Saved entries
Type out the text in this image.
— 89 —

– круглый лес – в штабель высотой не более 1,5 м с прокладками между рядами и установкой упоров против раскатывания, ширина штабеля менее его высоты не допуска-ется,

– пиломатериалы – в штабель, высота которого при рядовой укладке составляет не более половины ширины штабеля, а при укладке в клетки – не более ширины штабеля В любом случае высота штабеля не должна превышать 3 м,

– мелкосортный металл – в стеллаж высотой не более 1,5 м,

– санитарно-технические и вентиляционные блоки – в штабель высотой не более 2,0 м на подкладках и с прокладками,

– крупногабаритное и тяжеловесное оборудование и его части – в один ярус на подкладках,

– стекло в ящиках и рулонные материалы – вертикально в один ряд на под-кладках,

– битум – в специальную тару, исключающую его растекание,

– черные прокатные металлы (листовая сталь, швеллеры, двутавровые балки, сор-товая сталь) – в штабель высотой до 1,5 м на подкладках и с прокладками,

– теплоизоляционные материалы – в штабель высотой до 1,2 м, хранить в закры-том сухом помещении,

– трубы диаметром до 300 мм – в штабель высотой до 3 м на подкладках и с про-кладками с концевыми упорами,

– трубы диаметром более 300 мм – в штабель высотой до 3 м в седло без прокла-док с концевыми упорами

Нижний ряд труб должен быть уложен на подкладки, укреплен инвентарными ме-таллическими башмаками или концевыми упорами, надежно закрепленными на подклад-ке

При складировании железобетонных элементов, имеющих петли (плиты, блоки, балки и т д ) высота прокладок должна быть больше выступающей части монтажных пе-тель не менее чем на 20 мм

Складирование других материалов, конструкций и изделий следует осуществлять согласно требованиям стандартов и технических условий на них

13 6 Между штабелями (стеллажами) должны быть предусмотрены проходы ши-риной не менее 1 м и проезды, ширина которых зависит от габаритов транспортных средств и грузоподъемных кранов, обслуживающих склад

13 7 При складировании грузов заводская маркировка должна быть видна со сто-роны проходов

_Stated goal_. Recopy all the lines exactly as they appear.

_The response_.
Type out the text in this image.
— 89 —

– круглый лес – в штабель высотой не более 1,5 м с прокладками между рядами и установкой упоров против раскатывания, ширина штабеля менее его высоты не допуска-ется,

– пиломатериалы – в штабель, высота которого при рядовой укладке составляет не более половины ширины штабеля, а при укладке в клетки – не более ширины штабеля В любом случае высота штабеля не должна превышать 3 м,

– мелкосортный металл – в стеллаж высотой не более 1,5 м,

– санитарно-технические и вентиляционные блоки – в штабель высотой не более 2,0 м на подкладках и с прокладками,

– крупногабаритное и тяжеловесное оборудование и его части – в один ярус на подкладках,

– стекло в ящиках и рулонные материалы – вертикально в один ряд на под-кладках,

– битум – в специальную тару, исключающую его растекание,

– черные прокатные металлы (листовая сталь, швеллеры, двутавровые балки, сор-товая сталь) – в штабель высотой до 1,5 м на подкладках и с прокладками,

– теплоизоляционные материалы – в штабель высотой до 1,2 м, хранить в закры-том сухом помещении,

– трубы диаметром до 300 мм – в штабель высотой до 3 м на подкладках и с про-кладками с концевыми упорами,

– трубы диаметром более 300 мм – в штабель высотой до 3 м в седло без прокла-док с концевыми упорами

Нижний ряд труб должен быть уложен на подкладки, укреплен инвентарными ме-таллическими башмаками или концевыми упорами, надежно закрепленными на подклад-ке

При складировании железобетонных элементов, имеющих петли (плиты, блоки, балки и т д ) высота прокладок должна быть больше выступающей части монтажных пе-тель не менее чем на 20 мм

Складирование других материалов, конструкций и изделий следует осуществлять согласно требованиям стандартов и технических условий на них

13 6 Между штабелями (стеллажами) должны быть предусмотрены проходы ши-риной не менее 1 м и проезды, ширина которых зависит от габаритов транспортных средств и грузоподъемных кранов, обслуживающих склад

13 7 При складировании грузов заводская маркировка должна быть видна со сто-роны проходов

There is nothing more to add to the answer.